▸ **Compiti da svolgere**:
- A) Secondo il testo sul capitalismo woke, quali esempi di questa forma di capitalismo vengono citati?
- B) Trascrivi dal testo sul capitalismo woke il passo che va da "Ed è così che" fino a "pubblicità forzatamente inclusive." compreso.

▸ **Testo di partenza**:
Ed è così che il capitalismo ha indossato una nuova maschera: il cosiddetto (in origine con accezione dispregiativa) capitalismo woke, ovvero una forma di capitalismo in cui le aziende adottano tematiche sociali come parte della loro cultura aziendale.
Ne avrete in mente tanti di esempi: quote minoritarie, greenwashing, pubblicità forzatamente inclusive.
Quello tra alcuni attivisti e aziende è stato un matrimonio di convenienza tra la retorica dell’inclusione e la sete di profitto: appagava (e pagava) entrambi. Ma era un matrimonio fragile, e ora pare stia crollando.
Per anni, ci siamo abituati a vedere aziende assumere "esperti di sostenibilità" o "diversity manager", e lanciare workshop per sensibilizzare sui temi più disparati.
In alcuni casi sedicenti attivisti — o meglio, influencer travestiti da tali figure — sono stati cooptati come consulenti. Un business parallelo che avrà avuto anche aspetti positivi, non si può negare, ma che ha costruito carriere intere, trasformando l’impegno sociale in una nuova merce (Se l’attivismo diventa un mestiere, quindi un bene scarso e strutturalmente inaccessibile a tutti, è davvero inclusivo? Questione morale che non tralascerei).
Il paradosso delle “aziende woke”
Quello delle grandi aziende si è rivelato un paradosso continuo. Da un lato, cambiavano i colori dei propri loghi con la bandiera arcobaleno nella settimana corretta, mettevano persone razzializzate in posizioni apicali – e ben visibili – con tanto di campagne di sensibilizzazione commoventi. Ma dall’altro, si mostravano decisamente meno entusiaste nel fare qualcosa di realmente incisivo. Aumentare gli stipendi dei propri dipendenti? Troppo oneroso. Interrompere l’orrendo processo di esternalizzazione dei lavori più degradanti verso il Sud globale? Decisamente fuori discussione (il razzismo verso un lavoratore lontano del resto è ben più tollerato).

▸ **Dati forniti**:
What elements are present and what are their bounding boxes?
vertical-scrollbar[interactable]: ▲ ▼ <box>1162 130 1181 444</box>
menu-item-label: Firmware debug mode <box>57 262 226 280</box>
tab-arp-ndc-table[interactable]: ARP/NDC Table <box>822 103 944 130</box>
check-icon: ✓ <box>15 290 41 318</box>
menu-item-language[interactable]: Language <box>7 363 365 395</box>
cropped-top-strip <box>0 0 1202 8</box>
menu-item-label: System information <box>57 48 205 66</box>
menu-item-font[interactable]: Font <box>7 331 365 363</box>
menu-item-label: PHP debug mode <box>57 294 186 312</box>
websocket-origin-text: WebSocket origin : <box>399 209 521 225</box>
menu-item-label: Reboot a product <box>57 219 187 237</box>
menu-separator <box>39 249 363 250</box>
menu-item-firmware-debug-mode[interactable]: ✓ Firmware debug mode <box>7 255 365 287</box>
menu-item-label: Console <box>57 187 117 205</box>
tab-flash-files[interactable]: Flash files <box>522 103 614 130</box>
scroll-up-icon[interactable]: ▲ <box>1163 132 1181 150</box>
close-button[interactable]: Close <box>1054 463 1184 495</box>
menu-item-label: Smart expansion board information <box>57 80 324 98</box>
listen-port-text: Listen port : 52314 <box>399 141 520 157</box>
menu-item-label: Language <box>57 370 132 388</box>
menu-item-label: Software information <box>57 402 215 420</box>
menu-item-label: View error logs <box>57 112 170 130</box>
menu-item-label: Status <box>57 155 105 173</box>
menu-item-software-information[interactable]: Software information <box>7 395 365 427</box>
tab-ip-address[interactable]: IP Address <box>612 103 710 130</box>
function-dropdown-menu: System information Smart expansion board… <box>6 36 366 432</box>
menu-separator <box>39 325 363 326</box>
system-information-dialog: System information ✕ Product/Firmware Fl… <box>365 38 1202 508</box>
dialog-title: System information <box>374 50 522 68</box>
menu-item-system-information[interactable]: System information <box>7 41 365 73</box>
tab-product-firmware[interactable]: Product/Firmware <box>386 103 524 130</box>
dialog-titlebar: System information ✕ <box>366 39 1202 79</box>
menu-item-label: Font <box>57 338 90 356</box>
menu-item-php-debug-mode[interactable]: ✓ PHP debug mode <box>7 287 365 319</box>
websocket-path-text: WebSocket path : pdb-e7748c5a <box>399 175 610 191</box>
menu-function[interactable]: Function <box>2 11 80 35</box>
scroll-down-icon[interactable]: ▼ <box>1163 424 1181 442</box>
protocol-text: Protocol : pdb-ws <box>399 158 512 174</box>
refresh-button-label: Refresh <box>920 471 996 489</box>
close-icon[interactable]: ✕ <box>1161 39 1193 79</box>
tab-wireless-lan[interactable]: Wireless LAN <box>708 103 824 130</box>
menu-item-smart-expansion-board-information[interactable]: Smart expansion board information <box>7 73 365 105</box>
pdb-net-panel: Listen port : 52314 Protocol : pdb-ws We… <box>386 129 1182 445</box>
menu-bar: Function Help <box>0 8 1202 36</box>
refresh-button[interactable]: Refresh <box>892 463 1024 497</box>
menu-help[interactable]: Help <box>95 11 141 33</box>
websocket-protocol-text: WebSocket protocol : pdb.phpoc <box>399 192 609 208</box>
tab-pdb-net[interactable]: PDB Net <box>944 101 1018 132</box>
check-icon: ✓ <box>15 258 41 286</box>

▸ **Risposte fornite**:
- A) Quote minoritarie, greenwashing e pubblicità forzatamente inclusive.

- B)
Ed è così che il capitalismo ha indossato una nuova maschera: il cosiddetto (in origine con accezione dispregiativa) capitalismo woke, ovvero una forma di capitalismo in cui le aziende adottano tematiche sociali come parte della loro cultura aziendale.
Ne avrete in mente tanti di esempi: quote minoritarie, greenwashing, pubblicità forzatamente inclusive.